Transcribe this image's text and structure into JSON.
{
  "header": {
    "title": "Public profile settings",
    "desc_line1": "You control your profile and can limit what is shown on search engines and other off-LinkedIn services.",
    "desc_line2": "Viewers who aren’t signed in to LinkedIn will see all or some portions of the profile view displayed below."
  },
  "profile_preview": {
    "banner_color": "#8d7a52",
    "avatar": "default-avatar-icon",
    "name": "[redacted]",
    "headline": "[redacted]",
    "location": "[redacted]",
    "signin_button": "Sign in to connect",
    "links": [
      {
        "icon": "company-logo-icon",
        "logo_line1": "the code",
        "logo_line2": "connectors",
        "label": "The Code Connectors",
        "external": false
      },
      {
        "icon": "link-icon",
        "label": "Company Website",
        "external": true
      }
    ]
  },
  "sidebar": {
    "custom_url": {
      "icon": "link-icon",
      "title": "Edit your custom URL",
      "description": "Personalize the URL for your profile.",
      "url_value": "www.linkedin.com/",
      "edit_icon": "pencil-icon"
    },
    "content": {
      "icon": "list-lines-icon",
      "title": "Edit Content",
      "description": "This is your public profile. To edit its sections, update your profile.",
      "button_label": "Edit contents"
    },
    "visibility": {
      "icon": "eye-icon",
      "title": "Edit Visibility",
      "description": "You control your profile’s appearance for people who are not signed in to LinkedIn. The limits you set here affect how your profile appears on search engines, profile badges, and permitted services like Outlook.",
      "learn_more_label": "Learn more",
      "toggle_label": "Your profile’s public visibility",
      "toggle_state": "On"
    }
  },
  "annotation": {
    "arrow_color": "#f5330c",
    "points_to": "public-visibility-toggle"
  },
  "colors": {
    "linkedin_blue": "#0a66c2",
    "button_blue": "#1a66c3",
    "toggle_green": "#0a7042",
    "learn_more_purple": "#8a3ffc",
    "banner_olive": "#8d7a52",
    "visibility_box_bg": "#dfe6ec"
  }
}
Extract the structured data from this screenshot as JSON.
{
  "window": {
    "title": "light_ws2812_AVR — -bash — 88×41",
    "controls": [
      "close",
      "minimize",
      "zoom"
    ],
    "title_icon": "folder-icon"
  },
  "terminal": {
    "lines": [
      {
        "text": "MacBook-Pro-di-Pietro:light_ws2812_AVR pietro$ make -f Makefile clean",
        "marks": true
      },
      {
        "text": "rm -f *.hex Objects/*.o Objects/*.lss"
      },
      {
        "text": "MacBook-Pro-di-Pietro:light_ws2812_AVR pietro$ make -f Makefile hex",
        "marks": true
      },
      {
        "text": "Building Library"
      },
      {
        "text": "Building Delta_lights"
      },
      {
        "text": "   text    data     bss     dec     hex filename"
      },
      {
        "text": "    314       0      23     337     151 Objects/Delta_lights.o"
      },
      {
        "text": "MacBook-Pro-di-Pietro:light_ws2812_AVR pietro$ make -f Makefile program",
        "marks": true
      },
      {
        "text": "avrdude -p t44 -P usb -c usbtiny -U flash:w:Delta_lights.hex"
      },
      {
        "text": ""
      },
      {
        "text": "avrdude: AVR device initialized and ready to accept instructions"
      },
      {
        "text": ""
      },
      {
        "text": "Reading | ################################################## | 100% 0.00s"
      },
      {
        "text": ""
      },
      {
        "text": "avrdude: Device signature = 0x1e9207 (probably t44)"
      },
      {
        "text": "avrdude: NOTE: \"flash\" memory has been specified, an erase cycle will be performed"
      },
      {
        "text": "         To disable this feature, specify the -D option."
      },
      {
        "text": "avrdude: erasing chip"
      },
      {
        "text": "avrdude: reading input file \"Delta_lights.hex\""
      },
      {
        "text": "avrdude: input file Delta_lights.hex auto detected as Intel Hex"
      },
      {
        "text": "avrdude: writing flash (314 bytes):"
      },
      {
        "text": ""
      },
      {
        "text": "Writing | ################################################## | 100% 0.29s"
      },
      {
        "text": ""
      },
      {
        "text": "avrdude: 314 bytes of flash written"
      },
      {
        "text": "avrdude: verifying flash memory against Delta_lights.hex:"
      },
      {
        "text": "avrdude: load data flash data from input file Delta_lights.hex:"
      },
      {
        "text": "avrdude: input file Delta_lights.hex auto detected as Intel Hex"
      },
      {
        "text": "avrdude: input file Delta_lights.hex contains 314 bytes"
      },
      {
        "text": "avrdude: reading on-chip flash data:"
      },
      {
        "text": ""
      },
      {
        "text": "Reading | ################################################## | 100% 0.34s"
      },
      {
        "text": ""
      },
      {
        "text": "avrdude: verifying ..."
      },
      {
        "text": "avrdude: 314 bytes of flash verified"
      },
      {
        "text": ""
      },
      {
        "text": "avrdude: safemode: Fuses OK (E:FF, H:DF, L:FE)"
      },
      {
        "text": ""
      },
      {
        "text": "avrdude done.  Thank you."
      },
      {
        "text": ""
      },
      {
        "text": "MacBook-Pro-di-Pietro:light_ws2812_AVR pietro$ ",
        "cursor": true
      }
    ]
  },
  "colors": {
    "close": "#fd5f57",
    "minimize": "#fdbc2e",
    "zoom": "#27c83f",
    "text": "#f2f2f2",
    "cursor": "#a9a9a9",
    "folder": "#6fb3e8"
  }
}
━━━
*TO DO*. Give the data again, exactly as it stands.

*TASK SOLUTION*.
Transcribe this image's text and structure into JSON.
{
  "header": {
    "title": "Public profile settings",
    "desc_line1": "You control your profile and can limit what is shown on search engines and other off-LinkedIn services.",
    "desc_line2": "Viewers who aren’t signed in to LinkedIn will see all or some portions of the profile view displayed below."
  },
  "profile_preview": {
    "banner_color": "#8d7a52",
    "avatar": "default-avatar-icon",
    "name": "[redacted]",
    "headline": "[redacted]",
    "location": "[redacted]",
    "signin_button": "Sign in to connect",
    "links": [
      {
        "icon": "company-logo-icon",
        "logo_line1": "the code",
        "logo_line2": "connectors",
        "label": "The Code Connectors",
        "external": false
      },
      {
        "icon": "link-icon",
        "label": "Company Website",
        "external": true
      }
    ]
  },
  "sidebar": {
    "custom_url": {
      "icon": "link-icon",
      "title": "Edit your custom URL",
      "description": "Personalize the URL for your profile.",
      "url_value": "www.linkedin.com/",
      "edit_icon": "pencil-icon"
    },
    "content": {
      "icon": "list-lines-icon",
      "title": "Edit Content",
      "description": "This is your public profile. To edit its sections, update your profile.",
      "button_label": "Edit contents"
    },
    "visibility": {
      "icon": "eye-icon",
      "title": "Edit Visibility",
      "description": "You control your profile’s appearance for people who are not signed in to LinkedIn. The limits you set here affect how your profile appears on search engines, profile badges, and permitted services like Outlook.",
      "learn_more_label": "Learn more",
      "toggle_label": "Your profile’s public visibility",
      "toggle_state": "On"
    }
  },
  "annotation": {
    "arrow_color": "#f5330c",
    "points_to": "public-visibility-toggle"
  },
  "colors": {
    "linkedin_blue": "#0a66c2",
    "button_blue": "#1a66c3",
    "toggle_green": "#0a7042",
    "learn_more_purple": "#8a3ffc",
    "banner_olive": "#8d7a52",
    "visibility_box_bg": "#dfe6ec"
  }
}
Extract the structured data from this screenshot as JSON.
{
  "window": {
    "title": "light_ws2812_AVR — -bash — 88×41",
    "controls": [
      "close",
      "minimize",
      "zoom"
    ],
    "title_icon": "folder-icon"
  },
  "terminal": {
    "lines": [
      {
        "text": "MacBook-Pro-di-Pietro:light_ws2812_AVR pietro$ make -f Makefile clean",
        "marks": true
      },
      {
        "text": "rm -f *.hex Objects/*.o Objects/*.lss"
      },
      {
        "text": "MacBook-Pro-di-Pietro:light_ws2812_AVR pietro$ make -f Makefile hex",
        "marks": true
      },
      {
        "text": "Building Library"
      },
      {
        "text": "Building Delta_lights"
      },
      {
        "text": "   text    data     bss     dec     hex filename"
      },
      {
        "text": "    314       0      23     337     151 Objects/Delta_lights.o"
      },
      {
        "text": "MacBook-Pro-di-Pietro:light_ws2812_AVR pietro$ make -f Makefile program",
        "marks": true
      },
      {
        "text": "avrdude -p t44 -P usb -c usbtiny -U flash:w:Delta_lights.hex"
      },
      {
        "text": ""
      },
      {
        "text": "avrdude: AVR device initialized and ready to accept instructions"
      },
      {
        "text": ""
      },
      {
        "text": "Reading | ################################################## | 100% 0.00s"
      },
      {
        "text": ""
      },
      {
        "text": "avrdude: Device signature = 0x1e9207 (probably t44)"
      },
      {
        "text": "avrdude: NOTE: \"flash\" memory has been specified, an erase cycle will be performed"
      },
      {
        "text": "         To disable this feature, specify the -D option."
      },
      {
        "text": "avrdude: erasing chip"
      },
      {
        "text": "avrdude: reading input file \"Delta_lights.hex\""
      },
      {
        "text": "avrdude: input file Delta_lights.hex auto detected as Intel Hex"
      },
      {
        "text": "avrdude: writing flash (314 bytes):"
      },
      {
        "text": ""
      },
      {
        "text": "Writing | ################################################## | 100% 0.29s"
      },
      {
        "text": ""
      },
      {
        "text": "avrdude: 314 bytes of flash written"
      },
      {
        "text": "avrdude: verifying flash memory against Delta_lights.hex:"
      },
      {
        "text": "avrdude: load data flash data from input file Delta_lights.hex:"
      },
      {
        "text": "avrdude: input file Delta_lights.hex auto detected as Intel Hex"
      },
      {
        "text": "avrdude: input file Delta_lights.hex contains 314 bytes"
      },
      {
        "text": "avrdude: reading on-chip flash data:"
      },
      {
        "text": ""
      },
      {
        "text": "Reading | ################################################## | 100% 0.34s"
      },
      {
        "text": ""
      },
      {
        "text": "avrdude: verifying ..."
      },
      {
        "text": "avrdude: 314 bytes of flash verified"
      },
      {
        "text": ""
      },
      {
        "text": "avrdude: safemode: Fuses OK (E:FF, H:DF, L:FE)"
      },
      {
        "text": ""
      },
      {
        "text": "avrdude done.  Thank you."
      },
      {
        "text": ""
      },
      {
        "text": "MacBook-Pro-di-Pietro:light_ws2812_AVR pietro$ ",
        "cursor": true
      }
    ]
  },
  "colors": {
    "close": "#fd5f57",
    "minimize": "#fdbc2e",
    "zoom": "#27c83f",
    "text": "#f2f2f2",
    "cursor": "#a9a9a9",
    "folder": "#6fb3e8"
  }
}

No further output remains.